▶ [What to work on]
In the lines below, find how many contain the word "name" and report that figure alone.

▶ [Data provided]

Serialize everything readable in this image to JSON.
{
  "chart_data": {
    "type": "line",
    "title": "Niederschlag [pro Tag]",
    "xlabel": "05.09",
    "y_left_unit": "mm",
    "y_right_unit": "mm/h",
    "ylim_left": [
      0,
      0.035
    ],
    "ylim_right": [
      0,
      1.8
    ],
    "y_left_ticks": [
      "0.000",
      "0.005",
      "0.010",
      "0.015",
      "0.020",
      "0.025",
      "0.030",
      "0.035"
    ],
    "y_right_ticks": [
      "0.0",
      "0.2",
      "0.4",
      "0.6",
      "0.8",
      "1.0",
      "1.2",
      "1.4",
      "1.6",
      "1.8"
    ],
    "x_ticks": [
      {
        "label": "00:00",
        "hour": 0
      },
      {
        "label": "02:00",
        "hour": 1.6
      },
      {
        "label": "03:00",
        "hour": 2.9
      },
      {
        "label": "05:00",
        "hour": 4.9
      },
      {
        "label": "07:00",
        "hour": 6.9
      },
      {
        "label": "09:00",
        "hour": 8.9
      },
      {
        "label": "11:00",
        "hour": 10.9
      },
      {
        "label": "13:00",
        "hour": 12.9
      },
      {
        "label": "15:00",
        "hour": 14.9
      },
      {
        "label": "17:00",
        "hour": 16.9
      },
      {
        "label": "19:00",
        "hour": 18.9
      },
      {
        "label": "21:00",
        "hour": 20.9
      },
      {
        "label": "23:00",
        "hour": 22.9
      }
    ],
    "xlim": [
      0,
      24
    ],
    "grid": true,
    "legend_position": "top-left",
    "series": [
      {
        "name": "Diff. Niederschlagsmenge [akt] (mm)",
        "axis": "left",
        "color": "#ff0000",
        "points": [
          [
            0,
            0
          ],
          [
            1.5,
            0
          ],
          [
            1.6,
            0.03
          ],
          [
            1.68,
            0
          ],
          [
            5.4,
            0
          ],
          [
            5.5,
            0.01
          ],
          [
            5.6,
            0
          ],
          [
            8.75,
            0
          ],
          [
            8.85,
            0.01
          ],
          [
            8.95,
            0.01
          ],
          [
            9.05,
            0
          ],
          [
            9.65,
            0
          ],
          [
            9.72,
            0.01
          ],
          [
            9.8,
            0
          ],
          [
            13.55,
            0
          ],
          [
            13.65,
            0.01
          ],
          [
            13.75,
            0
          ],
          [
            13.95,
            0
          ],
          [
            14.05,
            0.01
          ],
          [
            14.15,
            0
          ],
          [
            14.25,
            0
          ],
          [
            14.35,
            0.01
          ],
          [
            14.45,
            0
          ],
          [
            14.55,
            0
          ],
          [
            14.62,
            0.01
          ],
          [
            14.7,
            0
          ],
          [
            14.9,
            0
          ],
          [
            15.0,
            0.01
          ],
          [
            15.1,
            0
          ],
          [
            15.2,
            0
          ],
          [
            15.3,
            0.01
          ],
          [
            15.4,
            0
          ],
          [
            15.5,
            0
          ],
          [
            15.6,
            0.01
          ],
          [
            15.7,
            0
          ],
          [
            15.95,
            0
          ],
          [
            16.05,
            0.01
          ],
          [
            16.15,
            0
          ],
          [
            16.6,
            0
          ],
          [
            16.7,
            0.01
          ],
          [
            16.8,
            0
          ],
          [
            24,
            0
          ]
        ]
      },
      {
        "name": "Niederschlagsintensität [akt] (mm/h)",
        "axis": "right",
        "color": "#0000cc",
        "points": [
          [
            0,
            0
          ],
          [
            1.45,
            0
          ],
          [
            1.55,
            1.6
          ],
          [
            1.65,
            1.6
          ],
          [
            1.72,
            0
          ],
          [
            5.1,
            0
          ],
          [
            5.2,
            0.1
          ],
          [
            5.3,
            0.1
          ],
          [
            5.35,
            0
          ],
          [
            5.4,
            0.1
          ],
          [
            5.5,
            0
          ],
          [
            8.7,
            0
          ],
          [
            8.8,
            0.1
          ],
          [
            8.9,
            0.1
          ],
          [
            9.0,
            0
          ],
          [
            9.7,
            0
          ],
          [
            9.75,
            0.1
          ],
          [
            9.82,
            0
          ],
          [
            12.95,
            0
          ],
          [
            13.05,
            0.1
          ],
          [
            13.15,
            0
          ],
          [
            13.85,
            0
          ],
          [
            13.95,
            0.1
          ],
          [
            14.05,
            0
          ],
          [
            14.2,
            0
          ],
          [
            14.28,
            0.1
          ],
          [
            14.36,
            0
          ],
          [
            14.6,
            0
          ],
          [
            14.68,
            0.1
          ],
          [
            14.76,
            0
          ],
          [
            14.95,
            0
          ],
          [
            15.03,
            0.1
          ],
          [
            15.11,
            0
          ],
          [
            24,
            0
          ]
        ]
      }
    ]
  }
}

▶ [Answer below]
2